◆ **JOB**
Find each line with the word "Cuartos" and copy it.

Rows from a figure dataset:
====================

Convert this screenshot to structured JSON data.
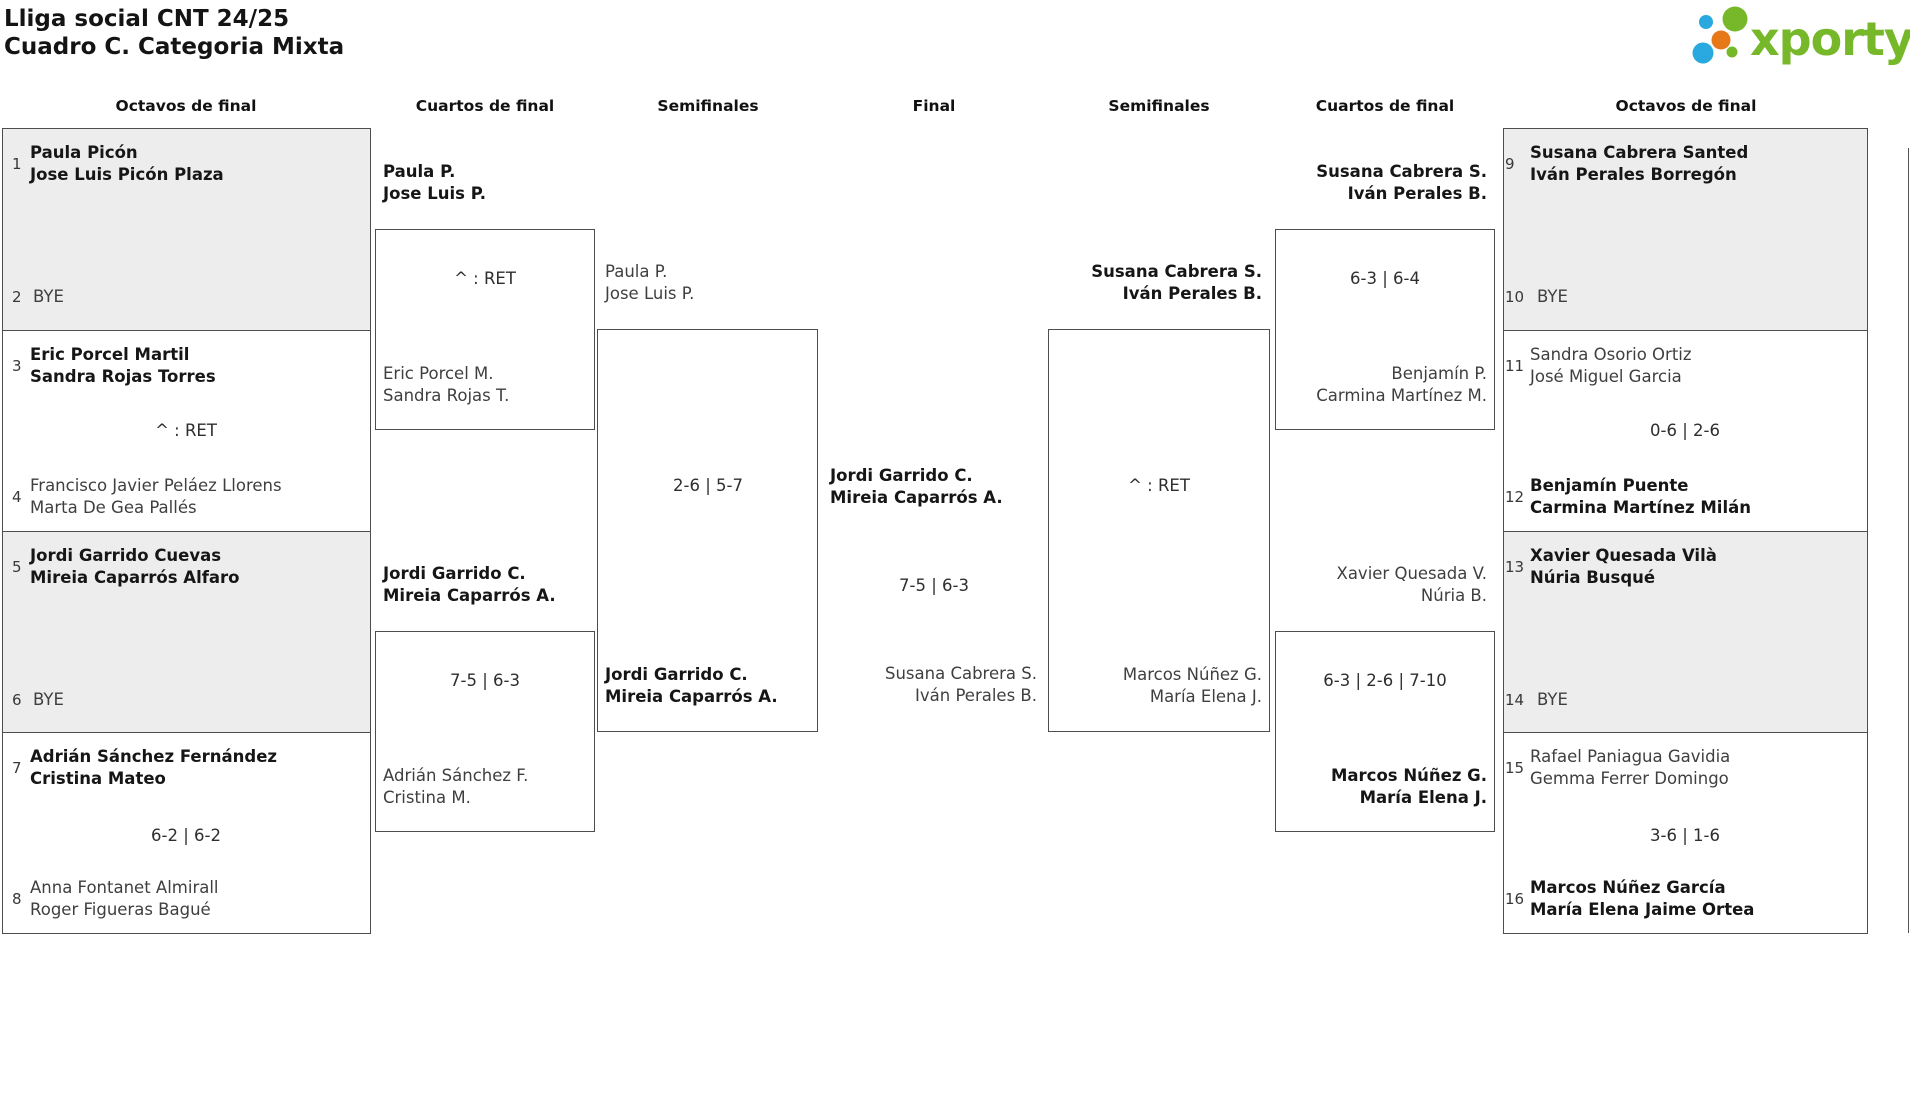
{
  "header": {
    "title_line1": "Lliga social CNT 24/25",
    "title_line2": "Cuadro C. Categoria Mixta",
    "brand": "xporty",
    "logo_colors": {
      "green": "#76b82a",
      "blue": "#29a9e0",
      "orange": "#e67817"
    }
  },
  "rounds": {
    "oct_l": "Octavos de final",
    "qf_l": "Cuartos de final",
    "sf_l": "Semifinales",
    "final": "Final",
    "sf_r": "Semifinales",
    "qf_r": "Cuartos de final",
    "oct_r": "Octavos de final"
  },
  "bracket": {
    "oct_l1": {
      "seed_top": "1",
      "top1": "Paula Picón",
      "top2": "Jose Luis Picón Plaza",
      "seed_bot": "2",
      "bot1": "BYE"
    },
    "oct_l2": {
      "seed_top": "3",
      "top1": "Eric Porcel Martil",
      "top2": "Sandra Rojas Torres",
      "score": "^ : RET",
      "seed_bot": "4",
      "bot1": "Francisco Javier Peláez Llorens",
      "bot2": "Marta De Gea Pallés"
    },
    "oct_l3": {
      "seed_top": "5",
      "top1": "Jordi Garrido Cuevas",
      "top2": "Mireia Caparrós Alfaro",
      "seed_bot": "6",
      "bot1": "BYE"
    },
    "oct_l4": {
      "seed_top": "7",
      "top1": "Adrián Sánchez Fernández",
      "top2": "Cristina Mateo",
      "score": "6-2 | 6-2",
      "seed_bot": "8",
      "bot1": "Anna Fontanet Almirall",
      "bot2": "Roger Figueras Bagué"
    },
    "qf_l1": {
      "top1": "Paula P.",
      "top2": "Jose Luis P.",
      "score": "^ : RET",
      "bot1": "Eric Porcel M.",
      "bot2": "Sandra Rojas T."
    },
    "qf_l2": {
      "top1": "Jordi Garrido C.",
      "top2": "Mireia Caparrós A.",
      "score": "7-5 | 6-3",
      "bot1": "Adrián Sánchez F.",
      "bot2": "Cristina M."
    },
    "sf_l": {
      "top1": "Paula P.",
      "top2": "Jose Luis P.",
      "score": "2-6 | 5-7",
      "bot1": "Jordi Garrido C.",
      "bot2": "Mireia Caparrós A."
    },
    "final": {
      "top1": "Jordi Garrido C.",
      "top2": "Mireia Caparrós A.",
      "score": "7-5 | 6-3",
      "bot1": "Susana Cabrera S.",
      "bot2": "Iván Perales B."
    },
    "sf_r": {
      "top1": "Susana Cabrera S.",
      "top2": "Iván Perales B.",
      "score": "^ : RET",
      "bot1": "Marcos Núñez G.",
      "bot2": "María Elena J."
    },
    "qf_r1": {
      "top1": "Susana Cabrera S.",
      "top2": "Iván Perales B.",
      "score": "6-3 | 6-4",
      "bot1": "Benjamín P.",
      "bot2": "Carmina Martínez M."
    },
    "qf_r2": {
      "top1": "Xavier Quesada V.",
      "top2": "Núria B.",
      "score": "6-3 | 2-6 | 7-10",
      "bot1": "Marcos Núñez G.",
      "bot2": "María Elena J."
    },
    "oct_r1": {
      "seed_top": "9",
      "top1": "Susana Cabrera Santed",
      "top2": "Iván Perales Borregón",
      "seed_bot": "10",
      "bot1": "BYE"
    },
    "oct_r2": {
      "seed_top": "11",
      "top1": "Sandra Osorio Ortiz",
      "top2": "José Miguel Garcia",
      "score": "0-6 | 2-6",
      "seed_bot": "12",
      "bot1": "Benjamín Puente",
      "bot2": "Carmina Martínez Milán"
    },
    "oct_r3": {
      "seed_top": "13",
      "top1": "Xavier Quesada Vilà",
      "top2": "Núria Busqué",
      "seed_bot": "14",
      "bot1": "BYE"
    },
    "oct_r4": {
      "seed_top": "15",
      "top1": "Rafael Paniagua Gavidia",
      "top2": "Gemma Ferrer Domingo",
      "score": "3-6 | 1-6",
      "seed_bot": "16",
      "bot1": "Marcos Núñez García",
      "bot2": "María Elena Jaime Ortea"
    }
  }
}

====================

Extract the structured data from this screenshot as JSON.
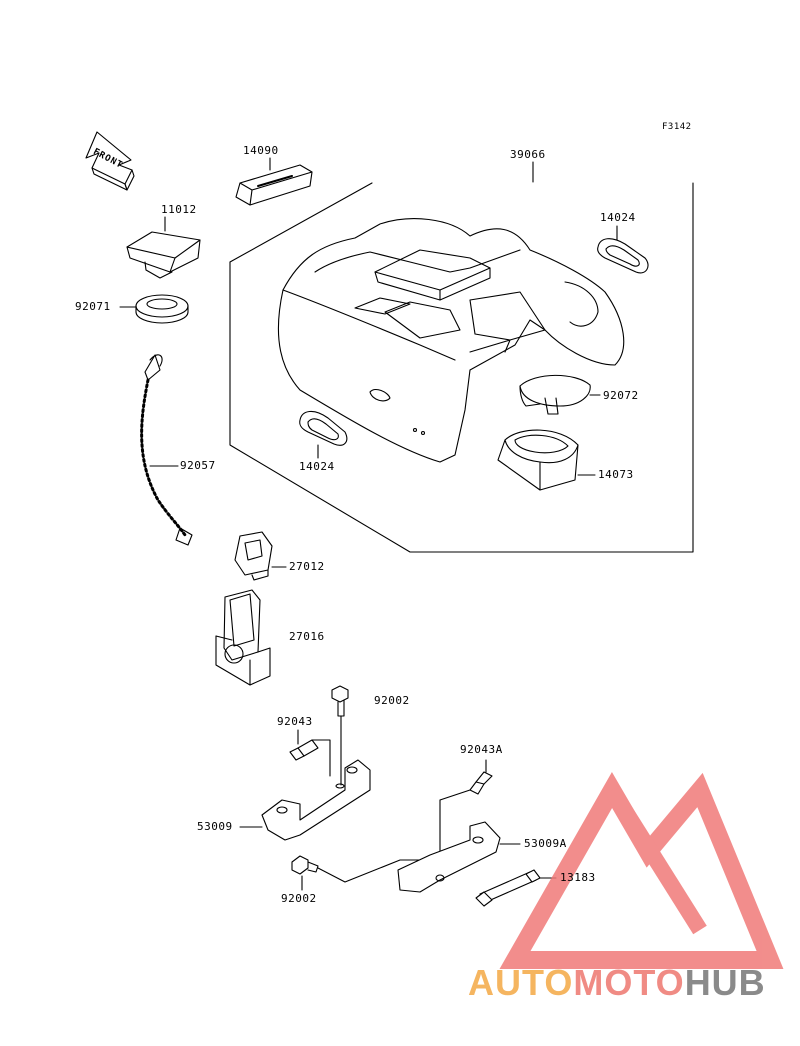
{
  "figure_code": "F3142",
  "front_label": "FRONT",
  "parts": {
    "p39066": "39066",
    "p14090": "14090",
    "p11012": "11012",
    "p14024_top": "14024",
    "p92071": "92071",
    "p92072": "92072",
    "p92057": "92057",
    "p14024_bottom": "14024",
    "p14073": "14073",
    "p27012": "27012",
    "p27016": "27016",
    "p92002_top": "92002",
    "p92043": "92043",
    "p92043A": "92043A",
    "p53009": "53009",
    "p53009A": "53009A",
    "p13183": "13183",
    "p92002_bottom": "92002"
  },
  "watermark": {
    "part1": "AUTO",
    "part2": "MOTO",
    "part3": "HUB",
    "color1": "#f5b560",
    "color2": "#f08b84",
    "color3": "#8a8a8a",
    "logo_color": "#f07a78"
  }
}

====================

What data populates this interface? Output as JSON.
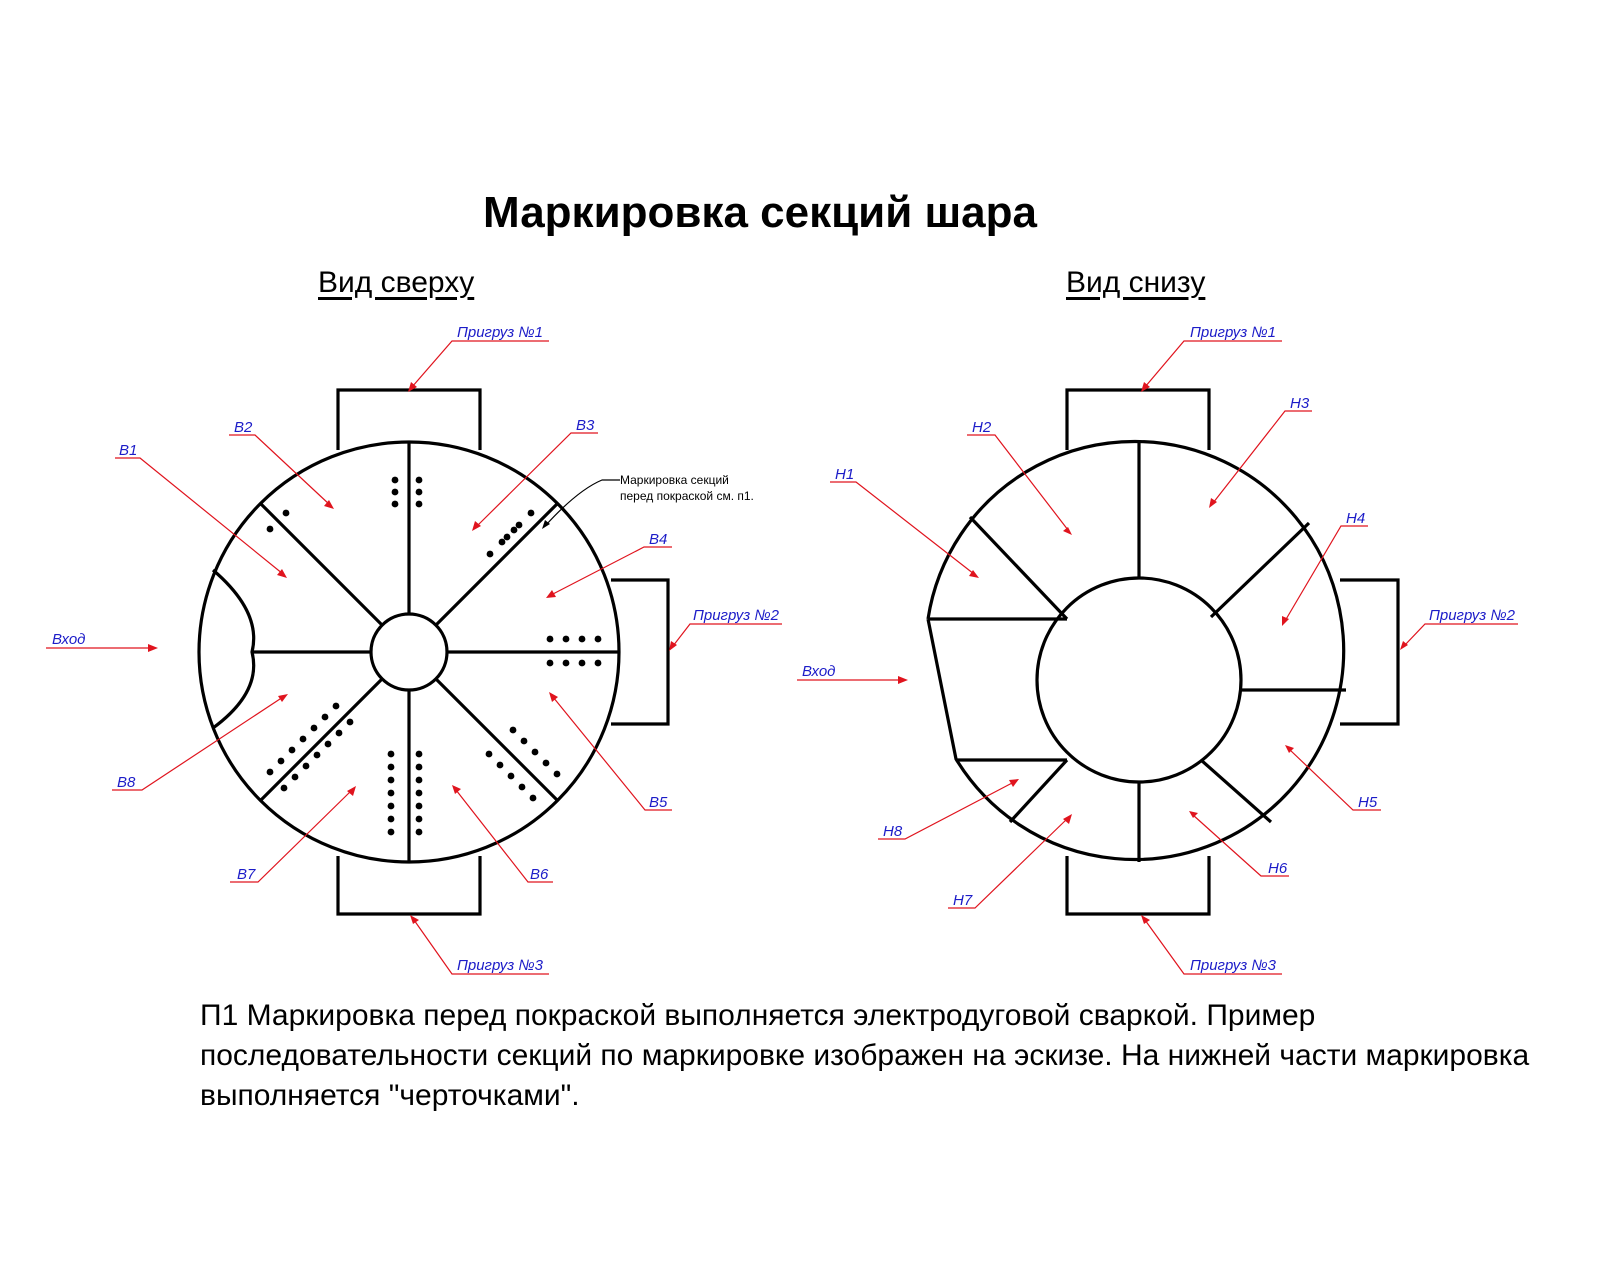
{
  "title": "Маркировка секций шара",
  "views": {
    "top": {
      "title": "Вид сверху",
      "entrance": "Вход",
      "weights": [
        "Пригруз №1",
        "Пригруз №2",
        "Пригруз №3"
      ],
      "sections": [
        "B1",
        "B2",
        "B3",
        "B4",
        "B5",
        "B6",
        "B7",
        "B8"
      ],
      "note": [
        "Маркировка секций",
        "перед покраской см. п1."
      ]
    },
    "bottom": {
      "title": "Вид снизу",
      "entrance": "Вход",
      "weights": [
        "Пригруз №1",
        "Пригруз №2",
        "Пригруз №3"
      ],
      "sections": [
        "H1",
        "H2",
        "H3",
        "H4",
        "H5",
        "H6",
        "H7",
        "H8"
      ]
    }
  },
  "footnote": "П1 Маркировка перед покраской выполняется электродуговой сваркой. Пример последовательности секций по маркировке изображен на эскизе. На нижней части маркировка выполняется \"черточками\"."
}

====================

◆ **ANSWER TO THE EXERCISE**
    "qf_l": "Cuartos de final",
    "qf_r": "Cuartos de final",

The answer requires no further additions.